### Exercise brief
Answer with one number only: the number of lines that include the word "Factor".

[Stored records]
* BEGIN *

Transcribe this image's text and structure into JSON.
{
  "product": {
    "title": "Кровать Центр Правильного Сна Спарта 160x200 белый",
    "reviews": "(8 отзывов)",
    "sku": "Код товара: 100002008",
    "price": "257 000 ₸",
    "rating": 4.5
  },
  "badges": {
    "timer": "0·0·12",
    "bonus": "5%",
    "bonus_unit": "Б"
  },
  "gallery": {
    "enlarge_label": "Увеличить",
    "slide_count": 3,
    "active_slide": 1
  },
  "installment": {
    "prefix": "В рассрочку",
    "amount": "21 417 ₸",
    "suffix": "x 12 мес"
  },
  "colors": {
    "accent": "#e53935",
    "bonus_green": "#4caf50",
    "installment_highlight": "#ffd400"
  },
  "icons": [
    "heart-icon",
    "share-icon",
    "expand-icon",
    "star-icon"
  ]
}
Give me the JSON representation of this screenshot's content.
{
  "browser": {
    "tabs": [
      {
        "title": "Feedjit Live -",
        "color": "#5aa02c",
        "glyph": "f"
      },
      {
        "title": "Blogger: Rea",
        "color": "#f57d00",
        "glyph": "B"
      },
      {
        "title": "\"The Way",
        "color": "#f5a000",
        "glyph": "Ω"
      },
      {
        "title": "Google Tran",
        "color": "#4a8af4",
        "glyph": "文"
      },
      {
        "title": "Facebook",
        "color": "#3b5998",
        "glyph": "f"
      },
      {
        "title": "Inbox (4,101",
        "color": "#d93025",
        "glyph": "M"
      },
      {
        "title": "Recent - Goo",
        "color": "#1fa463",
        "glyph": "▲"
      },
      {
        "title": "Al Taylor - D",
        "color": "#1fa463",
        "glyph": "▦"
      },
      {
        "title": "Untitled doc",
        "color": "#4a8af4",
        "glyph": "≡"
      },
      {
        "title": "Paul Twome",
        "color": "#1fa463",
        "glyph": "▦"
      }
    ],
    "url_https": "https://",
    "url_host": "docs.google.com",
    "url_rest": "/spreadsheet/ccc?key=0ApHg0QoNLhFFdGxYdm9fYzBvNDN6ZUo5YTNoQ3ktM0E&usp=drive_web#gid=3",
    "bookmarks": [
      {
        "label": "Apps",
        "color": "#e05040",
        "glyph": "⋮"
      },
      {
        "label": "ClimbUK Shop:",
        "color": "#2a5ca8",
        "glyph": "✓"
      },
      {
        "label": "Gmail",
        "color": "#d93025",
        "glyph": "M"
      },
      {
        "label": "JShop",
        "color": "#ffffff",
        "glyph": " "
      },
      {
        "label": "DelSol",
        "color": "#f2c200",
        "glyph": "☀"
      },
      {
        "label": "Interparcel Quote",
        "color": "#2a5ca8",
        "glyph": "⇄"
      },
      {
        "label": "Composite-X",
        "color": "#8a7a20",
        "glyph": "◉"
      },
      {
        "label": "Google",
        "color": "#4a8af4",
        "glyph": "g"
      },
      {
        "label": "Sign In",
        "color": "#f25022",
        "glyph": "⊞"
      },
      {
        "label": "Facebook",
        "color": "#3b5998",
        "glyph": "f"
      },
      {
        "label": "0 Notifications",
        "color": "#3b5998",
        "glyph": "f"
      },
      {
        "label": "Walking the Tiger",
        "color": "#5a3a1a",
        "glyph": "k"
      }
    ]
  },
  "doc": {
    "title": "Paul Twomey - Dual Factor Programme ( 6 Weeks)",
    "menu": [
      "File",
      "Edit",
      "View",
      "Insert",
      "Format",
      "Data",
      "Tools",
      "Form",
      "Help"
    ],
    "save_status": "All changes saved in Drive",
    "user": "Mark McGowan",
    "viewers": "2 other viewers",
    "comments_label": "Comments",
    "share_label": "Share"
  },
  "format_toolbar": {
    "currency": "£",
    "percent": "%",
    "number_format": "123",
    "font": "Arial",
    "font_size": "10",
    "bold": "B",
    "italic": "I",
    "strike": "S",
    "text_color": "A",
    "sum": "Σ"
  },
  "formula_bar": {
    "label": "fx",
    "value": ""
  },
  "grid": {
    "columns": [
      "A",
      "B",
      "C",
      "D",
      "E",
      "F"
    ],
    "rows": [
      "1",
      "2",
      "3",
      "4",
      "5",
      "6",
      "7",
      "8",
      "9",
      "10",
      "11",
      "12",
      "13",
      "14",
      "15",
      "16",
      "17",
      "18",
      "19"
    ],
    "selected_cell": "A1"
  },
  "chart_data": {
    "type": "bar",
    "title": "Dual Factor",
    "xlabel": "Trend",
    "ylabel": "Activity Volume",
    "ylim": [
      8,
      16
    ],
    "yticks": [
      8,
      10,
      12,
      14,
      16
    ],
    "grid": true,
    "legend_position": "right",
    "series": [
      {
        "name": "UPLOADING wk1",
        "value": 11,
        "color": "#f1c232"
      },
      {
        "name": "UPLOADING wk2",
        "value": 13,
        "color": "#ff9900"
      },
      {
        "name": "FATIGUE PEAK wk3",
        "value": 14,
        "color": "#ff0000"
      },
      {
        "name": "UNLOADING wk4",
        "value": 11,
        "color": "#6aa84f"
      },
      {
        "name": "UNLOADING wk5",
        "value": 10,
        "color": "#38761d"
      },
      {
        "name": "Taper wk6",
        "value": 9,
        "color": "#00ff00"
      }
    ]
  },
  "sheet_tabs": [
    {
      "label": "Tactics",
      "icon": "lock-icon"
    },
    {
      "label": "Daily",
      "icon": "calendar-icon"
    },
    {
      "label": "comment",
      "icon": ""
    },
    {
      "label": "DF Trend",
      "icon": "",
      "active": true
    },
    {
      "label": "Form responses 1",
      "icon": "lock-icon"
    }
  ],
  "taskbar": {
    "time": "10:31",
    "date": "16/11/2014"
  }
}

* END *

### Finished answer
2